═════ INPUT FOR THIS TASK ═════

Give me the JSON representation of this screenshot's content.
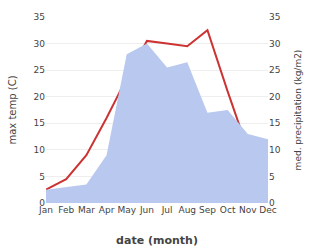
{
  "chart_data": {
    "type": "line",
    "xlabel": "date (month)",
    "ylabel": "max temp (C)",
    "y2label": "med. precipitation (kg/m2)",
    "categories": [
      "Jan",
      "Feb",
      "Mar",
      "Apr",
      "May",
      "Jun",
      "Jul",
      "Aug",
      "Sep",
      "Oct",
      "Nov",
      "Dec"
    ],
    "series": [
      {
        "type": "area",
        "color": "#b8c8ee",
        "axis": "y2",
        "values": [
          2.5,
          3.0,
          3.5,
          9.0,
          28.0,
          30.0,
          25.5,
          26.5,
          17.0,
          17.5,
          13.0,
          12.0
        ]
      },
      {
        "type": "line",
        "color": "#cc3333",
        "values": [
          2.5,
          4.5,
          9.0,
          16.0,
          23.5,
          30.5,
          30.0,
          29.5,
          32.5,
          21.0,
          10.0,
          4.5
        ]
      }
    ],
    "ylim": [
      0,
      35
    ],
    "yticks": [
      0,
      5,
      10,
      15,
      20,
      25,
      30,
      35
    ],
    "y2lim": [
      0,
      35
    ],
    "y2ticks": [
      0,
      5,
      10,
      15,
      20,
      25,
      30,
      35
    ],
    "grid": true
  }
}
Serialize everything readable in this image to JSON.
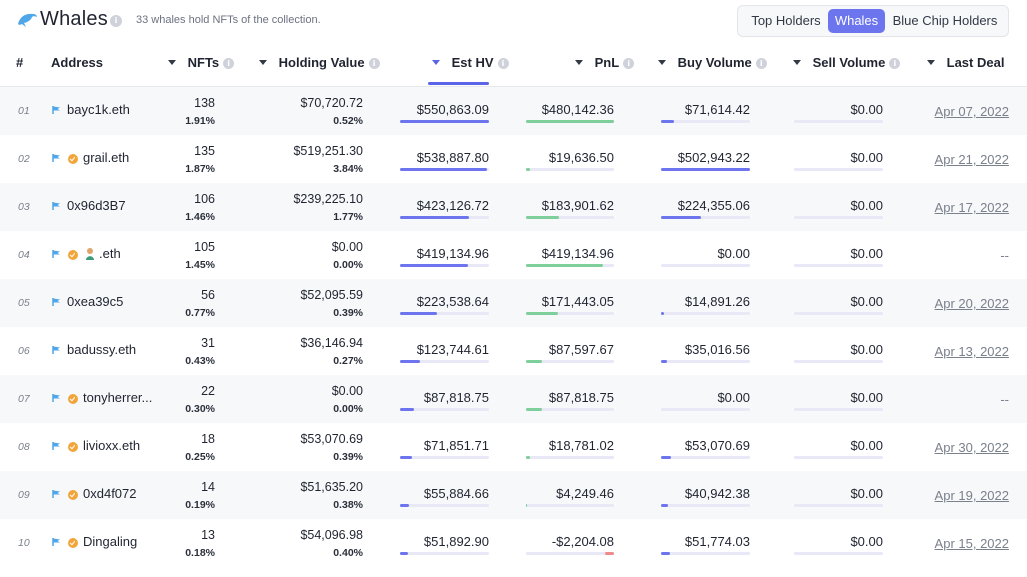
{
  "header": {
    "title": "Whales",
    "subtitle": "33 whales hold NFTs of the collection."
  },
  "tabs": [
    {
      "label": "Top Holders",
      "active": false
    },
    {
      "label": "Whales",
      "active": true
    },
    {
      "label": "Blue Chip Holders",
      "active": false
    }
  ],
  "columns": {
    "rank": "#",
    "address": "Address",
    "nfts": "NFTs",
    "holding_value": "Holding Value",
    "est_hv": "Est HV",
    "pnl": "PnL",
    "buy_volume": "Buy Volume",
    "sell_volume": "Sell Volume",
    "last_deal": "Last Deal"
  },
  "colors": {
    "accent": "#6c74ee",
    "bar_est": "#6c74ee",
    "bar_pnl": "#7fcf9a",
    "bar_pnl_negative": "#f08a8a",
    "bar_buy": "#6c74ee",
    "track": "#e8e8f7"
  },
  "rows": [
    {
      "rank": "01",
      "address": "bayc1k.eth",
      "badge": false,
      "emoji": false,
      "nfts": "138",
      "nfts_pct": "1.91%",
      "holding": "$70,720.72",
      "holding_pct": "0.52%",
      "est_hv": "$550,863.09",
      "est_hv_frac": 1.0,
      "pnl": "$480,142.36",
      "pnl_frac": 1.0,
      "pnl_negative": false,
      "buy": "$71,614.42",
      "buy_frac": 0.14,
      "sell": "$0.00",
      "last_deal": "Apr 07, 2022"
    },
    {
      "rank": "02",
      "address": "grail.eth",
      "badge": true,
      "emoji": false,
      "nfts": "135",
      "nfts_pct": "1.87%",
      "holding": "$519,251.30",
      "holding_pct": "3.84%",
      "est_hv": "$538,887.80",
      "est_hv_frac": 0.98,
      "pnl": "$19,636.50",
      "pnl_frac": 0.04,
      "pnl_negative": false,
      "buy": "$502,943.22",
      "buy_frac": 1.0,
      "sell": "$0.00",
      "last_deal": "Apr 21, 2022"
    },
    {
      "rank": "03",
      "address": "0x96d3B7",
      "badge": false,
      "emoji": false,
      "nfts": "106",
      "nfts_pct": "1.46%",
      "holding": "$239,225.10",
      "holding_pct": "1.77%",
      "est_hv": "$423,126.72",
      "est_hv_frac": 0.77,
      "pnl": "$183,901.62",
      "pnl_frac": 0.38,
      "pnl_negative": false,
      "buy": "$224,355.06",
      "buy_frac": 0.45,
      "sell": "$0.00",
      "last_deal": "Apr 17, 2022"
    },
    {
      "rank": "04",
      "address": ".eth",
      "badge": true,
      "emoji": true,
      "nfts": "105",
      "nfts_pct": "1.45%",
      "holding": "$0.00",
      "holding_pct": "0.00%",
      "est_hv": "$419,134.96",
      "est_hv_frac": 0.76,
      "pnl": "$419,134.96",
      "pnl_frac": 0.87,
      "pnl_negative": false,
      "buy": "$0.00",
      "buy_frac": 0.0,
      "sell": "$0.00",
      "last_deal": "--"
    },
    {
      "rank": "05",
      "address": "0xea39c5",
      "badge": false,
      "emoji": false,
      "nfts": "56",
      "nfts_pct": "0.77%",
      "holding": "$52,095.59",
      "holding_pct": "0.39%",
      "est_hv": "$223,538.64",
      "est_hv_frac": 0.41,
      "pnl": "$171,443.05",
      "pnl_frac": 0.36,
      "pnl_negative": false,
      "buy": "$14,891.26",
      "buy_frac": 0.03,
      "sell": "$0.00",
      "last_deal": "Apr 20, 2022"
    },
    {
      "rank": "06",
      "address": "badussy.eth",
      "badge": false,
      "emoji": false,
      "nfts": "31",
      "nfts_pct": "0.43%",
      "holding": "$36,146.94",
      "holding_pct": "0.27%",
      "est_hv": "$123,744.61",
      "est_hv_frac": 0.22,
      "pnl": "$87,597.67",
      "pnl_frac": 0.18,
      "pnl_negative": false,
      "buy": "$35,016.56",
      "buy_frac": 0.07,
      "sell": "$0.00",
      "last_deal": "Apr 13, 2022"
    },
    {
      "rank": "07",
      "address": "tonyherrer...",
      "badge": true,
      "emoji": false,
      "nfts": "22",
      "nfts_pct": "0.30%",
      "holding": "$0.00",
      "holding_pct": "0.00%",
      "est_hv": "$87,818.75",
      "est_hv_frac": 0.16,
      "pnl": "$87,818.75",
      "pnl_frac": 0.18,
      "pnl_negative": false,
      "buy": "$0.00",
      "buy_frac": 0.0,
      "sell": "$0.00",
      "last_deal": "--"
    },
    {
      "rank": "08",
      "address": "livioxx.eth",
      "badge": true,
      "emoji": false,
      "nfts": "18",
      "nfts_pct": "0.25%",
      "holding": "$53,070.69",
      "holding_pct": "0.39%",
      "est_hv": "$71,851.71",
      "est_hv_frac": 0.13,
      "pnl": "$18,781.02",
      "pnl_frac": 0.04,
      "pnl_negative": false,
      "buy": "$53,070.69",
      "buy_frac": 0.11,
      "sell": "$0.00",
      "last_deal": "Apr 30, 2022"
    },
    {
      "rank": "09",
      "address": "0xd4f072",
      "badge": true,
      "emoji": false,
      "nfts": "14",
      "nfts_pct": "0.19%",
      "holding": "$51,635.20",
      "holding_pct": "0.38%",
      "est_hv": "$55,884.66",
      "est_hv_frac": 0.1,
      "pnl": "$4,249.46",
      "pnl_frac": 0.01,
      "pnl_negative": false,
      "buy": "$40,942.38",
      "buy_frac": 0.08,
      "sell": "$0.00",
      "last_deal": "Apr 19, 2022"
    },
    {
      "rank": "10",
      "address": "Dingaling",
      "badge": true,
      "emoji": false,
      "nfts": "13",
      "nfts_pct": "0.18%",
      "holding": "$54,096.98",
      "holding_pct": "0.40%",
      "est_hv": "$51,892.90",
      "est_hv_frac": 0.09,
      "pnl": "-$2,204.08",
      "pnl_frac": 0.1,
      "pnl_negative": true,
      "buy": "$51,774.03",
      "buy_frac": 0.1,
      "sell": "$0.00",
      "last_deal": "Apr 15, 2022"
    }
  ]
}
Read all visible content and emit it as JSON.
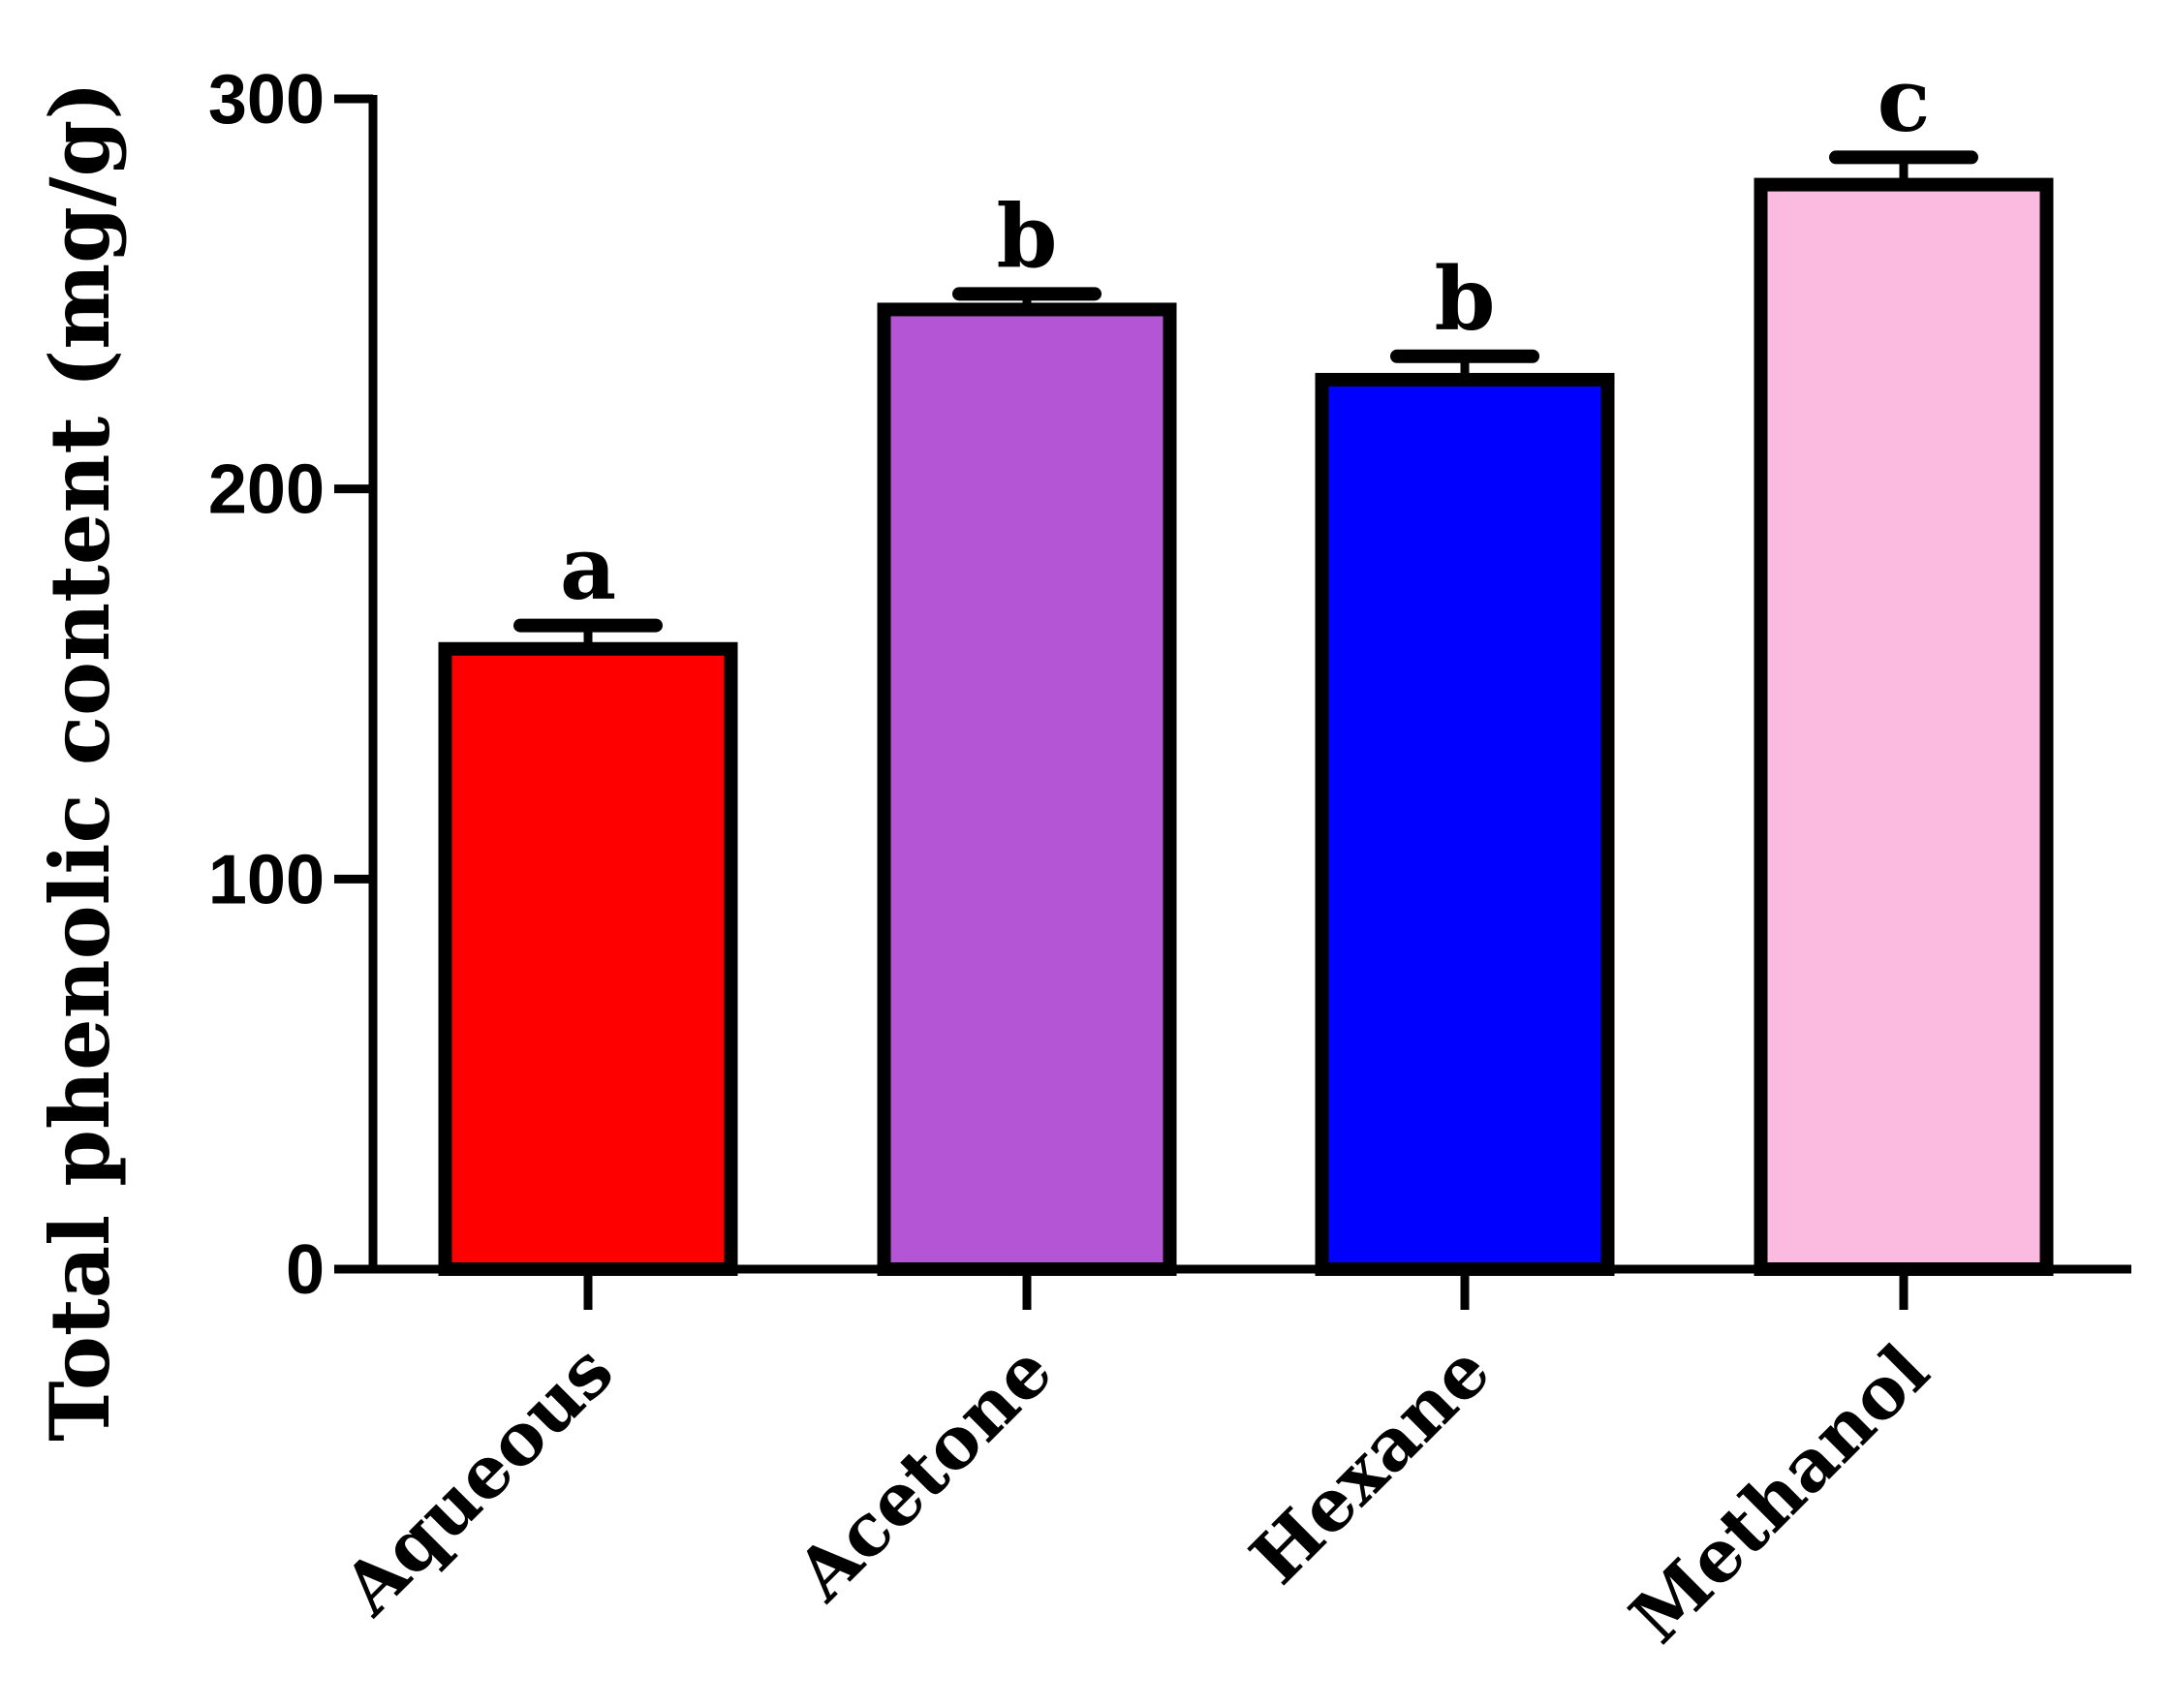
{
  "chart_data": {
    "type": "bar",
    "title": "",
    "xlabel": "",
    "ylabel": "Total phenolic content (mg/g)",
    "ylim": [
      0,
      300
    ],
    "yticks": [
      0,
      100,
      200,
      300
    ],
    "categories": [
      "Aqueous",
      "Acetone",
      "Hexane",
      "Methanol"
    ],
    "values": [
      159,
      246,
      228,
      278
    ],
    "errors": [
      6,
      4,
      6,
      7
    ],
    "significance_letters": [
      "a",
      "b",
      "b",
      "c"
    ],
    "colors": [
      "#ff0000",
      "#b455d6",
      "#0000ff",
      "#fbbadf"
    ],
    "grid": false,
    "legend": "none"
  }
}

═════

## WHAT TO WORK ON:
Each line above that includes "type" should be shown.

## OUTPUT:
    "type": "line",
        "type": "area",
        "type": "line",
    "type": "bar",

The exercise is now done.